TO BE DONE ->
**a.** In the passage on Meltdown and Spectre, what do Intel "Haswell" CPUs and later already have that limits the performance hit?
**b.** Copy the part of the Meltdown and Spectre passage starting at "Meltdown is quick" and ending at "the performance hit.".

PASSAGE SHOWN ->
Is this now a realistic possibility?

Meltdown is quick and easy to fix, albeit at a significant performance cost for some IO-intensive workloads. Intel “Haswell” CPUs and later already have PCID which limits the performance hit.

Spectre is far more serious. It allows a user process running within a VM to break out of this and access data in the hypervisor, which it can then trick into passing it data from other VMs. IOW on a big virtualized server running separate instances of SQL Server or Oracle each in their own VM, Spectre can cross VM boundaries and access in-memory user data from other VMs. On a Mac if you are running Parallels Desktop or VMWare Fusion, Spectre theoretically allows a Windows app to break out of that VM and access data in the host OS or from other Mac apps.

Meltdown is a single well-defined behavioral characteristic of Intel and certain ARM CPUs. There currently seems little doubt when it’s fixed in software via kernel page table isolation, that fix is reliable and total.

GIVEN DATA ->
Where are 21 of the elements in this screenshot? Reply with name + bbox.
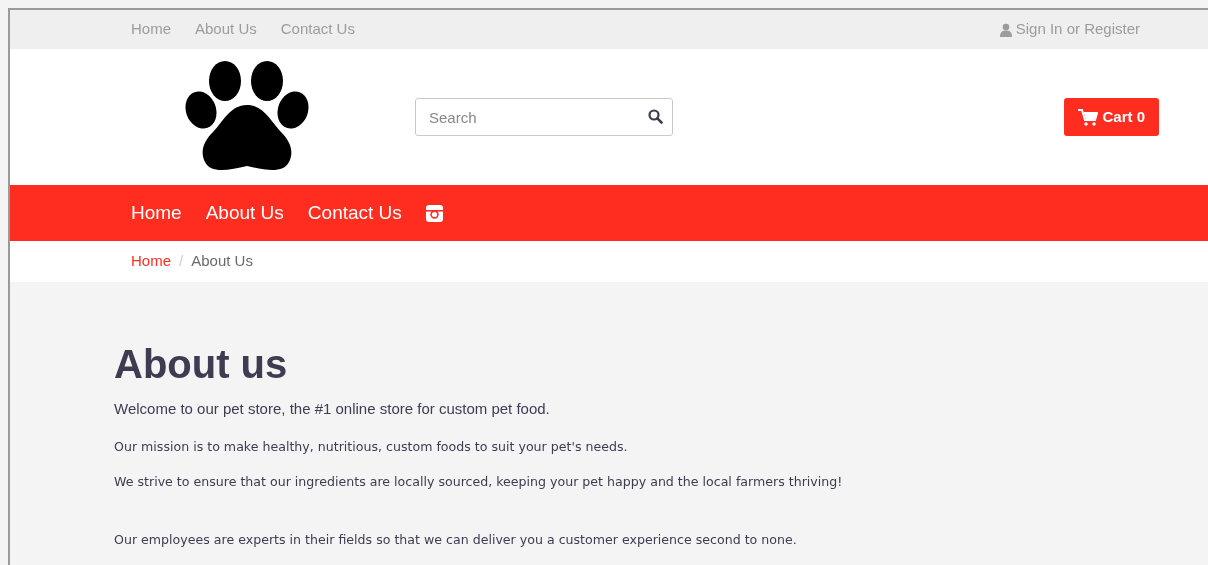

ANSWERS TO THE EXERCISE ->
**a.** PCID

**b.**
Meltdown is quick and easy to fix, albeit at a significant performance cost for some IO-intensive workloads. Intel “Haswell” CPUs and later already have PCID which limits the performance hit.